**What is required:** Quote all of the entries word for word.

**Excerpted records:**
=======

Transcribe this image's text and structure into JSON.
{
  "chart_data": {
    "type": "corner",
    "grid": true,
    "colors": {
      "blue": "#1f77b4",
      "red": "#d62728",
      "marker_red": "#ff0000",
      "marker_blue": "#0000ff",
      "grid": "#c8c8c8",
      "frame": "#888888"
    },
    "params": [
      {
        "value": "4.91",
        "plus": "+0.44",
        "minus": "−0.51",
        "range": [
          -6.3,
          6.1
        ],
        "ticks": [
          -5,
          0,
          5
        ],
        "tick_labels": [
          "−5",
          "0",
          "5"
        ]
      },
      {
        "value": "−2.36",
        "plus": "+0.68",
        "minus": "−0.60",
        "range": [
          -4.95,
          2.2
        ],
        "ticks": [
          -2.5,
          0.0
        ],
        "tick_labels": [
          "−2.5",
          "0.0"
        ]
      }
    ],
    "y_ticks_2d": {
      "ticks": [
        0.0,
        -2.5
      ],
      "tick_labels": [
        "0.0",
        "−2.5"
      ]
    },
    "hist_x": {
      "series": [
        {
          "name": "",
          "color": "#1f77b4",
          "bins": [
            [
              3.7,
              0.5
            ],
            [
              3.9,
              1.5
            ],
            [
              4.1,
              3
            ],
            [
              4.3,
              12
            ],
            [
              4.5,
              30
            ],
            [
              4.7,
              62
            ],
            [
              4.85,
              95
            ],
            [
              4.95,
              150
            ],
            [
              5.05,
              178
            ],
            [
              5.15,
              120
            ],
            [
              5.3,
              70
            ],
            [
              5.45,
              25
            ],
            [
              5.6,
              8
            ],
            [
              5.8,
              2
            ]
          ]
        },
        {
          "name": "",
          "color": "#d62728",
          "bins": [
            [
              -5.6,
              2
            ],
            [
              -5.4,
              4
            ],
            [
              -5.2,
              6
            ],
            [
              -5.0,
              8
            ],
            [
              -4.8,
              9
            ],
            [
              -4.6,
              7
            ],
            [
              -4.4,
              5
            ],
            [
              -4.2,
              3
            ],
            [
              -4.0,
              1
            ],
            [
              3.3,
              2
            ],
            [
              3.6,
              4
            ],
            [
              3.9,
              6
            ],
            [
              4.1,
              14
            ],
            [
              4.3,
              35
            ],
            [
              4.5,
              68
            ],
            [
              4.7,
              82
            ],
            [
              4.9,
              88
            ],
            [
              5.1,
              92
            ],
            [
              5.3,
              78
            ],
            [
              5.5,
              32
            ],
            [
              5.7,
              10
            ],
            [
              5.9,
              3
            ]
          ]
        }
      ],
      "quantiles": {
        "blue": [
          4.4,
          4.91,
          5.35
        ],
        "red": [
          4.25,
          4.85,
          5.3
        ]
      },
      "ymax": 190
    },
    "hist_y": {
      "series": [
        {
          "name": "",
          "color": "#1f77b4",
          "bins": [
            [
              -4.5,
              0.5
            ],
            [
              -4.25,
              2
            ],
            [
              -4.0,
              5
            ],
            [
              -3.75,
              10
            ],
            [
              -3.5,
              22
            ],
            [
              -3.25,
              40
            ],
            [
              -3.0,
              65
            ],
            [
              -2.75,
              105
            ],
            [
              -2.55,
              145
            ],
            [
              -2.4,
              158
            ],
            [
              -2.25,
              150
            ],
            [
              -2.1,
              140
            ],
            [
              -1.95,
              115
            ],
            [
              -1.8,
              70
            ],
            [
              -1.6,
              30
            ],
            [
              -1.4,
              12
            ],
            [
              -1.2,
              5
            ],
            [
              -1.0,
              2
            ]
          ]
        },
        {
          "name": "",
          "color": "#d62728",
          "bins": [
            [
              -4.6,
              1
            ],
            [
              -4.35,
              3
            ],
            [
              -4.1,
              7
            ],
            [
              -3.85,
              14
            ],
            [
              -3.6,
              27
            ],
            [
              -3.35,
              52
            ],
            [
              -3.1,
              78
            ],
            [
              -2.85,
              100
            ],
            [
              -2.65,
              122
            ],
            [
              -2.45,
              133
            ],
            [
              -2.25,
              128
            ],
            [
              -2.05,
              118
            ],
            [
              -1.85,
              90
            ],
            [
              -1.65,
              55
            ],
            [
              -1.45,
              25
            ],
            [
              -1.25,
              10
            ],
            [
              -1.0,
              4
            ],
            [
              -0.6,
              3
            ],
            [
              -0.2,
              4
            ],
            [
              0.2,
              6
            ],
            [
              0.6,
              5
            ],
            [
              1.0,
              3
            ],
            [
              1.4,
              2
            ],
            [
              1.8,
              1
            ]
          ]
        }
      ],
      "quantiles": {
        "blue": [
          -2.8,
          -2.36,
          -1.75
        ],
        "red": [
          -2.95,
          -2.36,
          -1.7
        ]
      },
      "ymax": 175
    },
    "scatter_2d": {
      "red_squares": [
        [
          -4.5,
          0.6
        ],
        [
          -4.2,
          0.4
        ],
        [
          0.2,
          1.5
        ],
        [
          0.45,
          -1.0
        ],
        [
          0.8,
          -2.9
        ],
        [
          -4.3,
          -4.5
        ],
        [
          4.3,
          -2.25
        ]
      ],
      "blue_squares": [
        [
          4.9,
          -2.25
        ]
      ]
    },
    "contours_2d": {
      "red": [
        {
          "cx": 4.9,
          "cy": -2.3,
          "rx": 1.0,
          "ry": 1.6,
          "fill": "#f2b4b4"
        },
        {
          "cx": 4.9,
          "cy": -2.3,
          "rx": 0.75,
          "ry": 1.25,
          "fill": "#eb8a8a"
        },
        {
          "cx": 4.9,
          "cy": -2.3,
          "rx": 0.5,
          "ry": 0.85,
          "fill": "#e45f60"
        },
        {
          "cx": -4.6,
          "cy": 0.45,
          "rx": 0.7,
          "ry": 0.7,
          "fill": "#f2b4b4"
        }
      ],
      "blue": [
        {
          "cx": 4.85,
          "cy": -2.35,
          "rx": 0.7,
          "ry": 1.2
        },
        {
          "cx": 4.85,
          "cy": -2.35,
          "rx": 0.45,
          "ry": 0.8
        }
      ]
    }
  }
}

=======

**Full solution:**
Transcribe this image's text and structure into JSON.
{
  "chart_data": {
    "type": "corner",
    "grid": true,
    "colors": {
      "blue": "#1f77b4",
      "red": "#d62728",
      "marker_red": "#ff0000",
      "marker_blue": "#0000ff",
      "grid": "#c8c8c8",
      "frame": "#888888"
    },
    "params": [
      {
        "value": "4.91",
        "plus": "+0.44",
        "minus": "−0.51",
        "range": [
          -6.3,
          6.1
        ],
        "ticks": [
          -5,
          0,
          5
        ],
        "tick_labels": [
          "−5",
          "0",
          "5"
        ]
      },
      {
        "value": "−2.36",
        "plus": "+0.68",
        "minus": "−0.60",
        "range": [
          -4.95,
          2.2
        ],
        "ticks": [
          -2.5,
          0.0
        ],
        "tick_labels": [
          "−2.5",
          "0.0"
        ]
      }
    ],
    "y_ticks_2d": {
      "ticks": [
        0.0,
        -2.5
      ],
      "tick_labels": [
        "0.0",
        "−2.5"
      ]
    },
    "hist_x": {
      "series": [
        {
          "name": "",
          "color": "#1f77b4",
          "bins": [
            [
              3.7,
              0.5
            ],
            [
              3.9,
              1.5
            ],
            [
              4.1,
              3
            ],
            [
              4.3,
              12
            ],
            [
              4.5,
              30
            ],
            [
              4.7,
              62
            ],
            [
              4.85,
              95
            ],
            [
              4.95,
              150
            ],
            [
              5.05,
              178
            ],
            [
              5.15,
              120
            ],
            [
              5.3,
              70
            ],
            [
              5.45,
              25
            ],
            [
              5.6,
              8
            ],
            [
              5.8,
              2
            ]
          ]
        },
        {
          "name": "",
          "color": "#d62728",
          "bins": [
            [
              -5.6,
              2
            ],
            [
              -5.4,
              4
            ],
            [
              -5.2,
              6
            ],
            [
              -5.0,
              8
            ],
            [
              -4.8,
              9
            ],
            [
              -4.6,
              7
            ],
            [
              -4.4,
              5
            ],
            [
              -4.2,
              3
            ],
            [
              -4.0,
              1
            ],
            [
              3.3,
              2
            ],
            [
              3.6,
              4
            ],
            [
              3.9,
              6
            ],
            [
              4.1,
              14
            ],
            [
              4.3,
              35
            ],
            [
              4.5,
              68
            ],
            [
              4.7,
              82
            ],
            [
              4.9,
              88
            ],
            [
              5.1,
              92
            ],
            [
              5.3,
              78
            ],
            [
              5.5,
              32
            ],
            [
              5.7,
              10
            ],
            [
              5.9,
              3
            ]
          ]
        }
      ],
      "quantiles": {
        "blue": [
          4.4,
          4.91,
          5.35
        ],
        "red": [
          4.25,
          4.85,
          5.3
        ]
      },
      "ymax": 190
    },
    "hist_y": {
      "series": [
        {
          "name": "",
          "color": "#1f77b4",
          "bins": [
            [
              -4.5,
              0.5
            ],
            [
              -4.25,
              2
            ],
            [
              -4.0,
              5
            ],
            [
              -3.75,
              10
            ],
            [
              -3.5,
              22
            ],
            [
              -3.25,
              40
            ],
            [
              -3.0,
              65
            ],
            [
              -2.75,
              105
            ],
            [
              -2.55,
              145
            ],
            [
              -2.4,
              158
            ],
            [
              -2.25,
              150
            ],
            [
              -2.1,
              140
            ],
            [
              -1.95,
              115
            ],
            [
              -1.8,
              70
            ],
            [
              -1.6,
              30
            ],
            [
              -1.4,
              12
            ],
            [
              -1.2,
              5
            ],
            [
              -1.0,
              2
            ]
          ]
        },
        {
          "name": "",
          "color": "#d62728",
          "bins": [
            [
              -4.6,
              1
            ],
            [
              -4.35,
              3
            ],
            [
              -4.1,
              7
            ],
            [
              -3.85,
              14
            ],
            [
              -3.6,
              27
            ],
            [
              -3.35,
              52
            ],
            [
              -3.1,
              78
            ],
            [
              -2.85,
              100
            ],
            [
              -2.65,
              122
            ],
            [
              -2.45,
              133
            ],
            [
              -2.25,
              128
            ],
            [
              -2.05,
              118
            ],
            [
              -1.85,
              90
            ],
            [
              -1.65,
              55
            ],
            [
              -1.45,
              25
            ],
            [
              -1.25,
              10
            ],
            [
              -1.0,
              4
            ],
            [
              -0.6,
              3
            ],
            [
              -0.2,
              4
            ],
            [
              0.2,
              6
            ],
            [
              0.6,
              5
            ],
            [
              1.0,
              3
            ],
            [
              1.4,
              2
            ],
            [
              1.8,
              1
            ]
          ]
        }
      ],
      "quantiles": {
        "blue": [
          -2.8,
          -2.36,
          -1.75
        ],
        "red": [
          -2.95,
          -2.36,
          -1.7
        ]
      },
      "ymax": 175
    },
    "scatter_2d": {
      "red_squares": [
        [
          -4.5,
          0.6
        ],
        [
          -4.2,
          0.4
        ],
        [
          0.2,
          1.5
        ],
        [
          0.45,
          -1.0
        ],
        [
          0.8,
          -2.9
        ],
        [
          -4.3,
          -4.5
        ],
        [
          4.3,
          -2.25
        ]
      ],
      "blue_squares": [
        [
          4.9,
          -2.25
        ]
      ]
    },
    "contours_2d": {
      "red": [
        {
          "cx": 4.9,
          "cy": -2.3,
          "rx": 1.0,
          "ry": 1.6,
          "fill": "#f2b4b4"
        },
        {
          "cx": 4.9,
          "cy": -2.3,
          "rx": 0.75,
          "ry": 1.25,
          "fill": "#eb8a8a"
        },
        {
          "cx": 4.9,
          "cy": -2.3,
          "rx": 0.5,
          "ry": 0.85,
          "fill": "#e45f60"
        },
        {
          "cx": -4.6,
          "cy": 0.45,
          "rx": 0.7,
          "ry": 0.7,
          "fill": "#f2b4b4"
        }
      ],
      "blue": [
        {
          "cx": 4.85,
          "cy": -2.35,
          "rx": 0.7,
          "ry": 1.2
        },
        {
          "cx": 4.85,
          "cy": -2.35,
          "rx": 0.45,
          "ry": 0.8
        }
      ]
    }
  }
}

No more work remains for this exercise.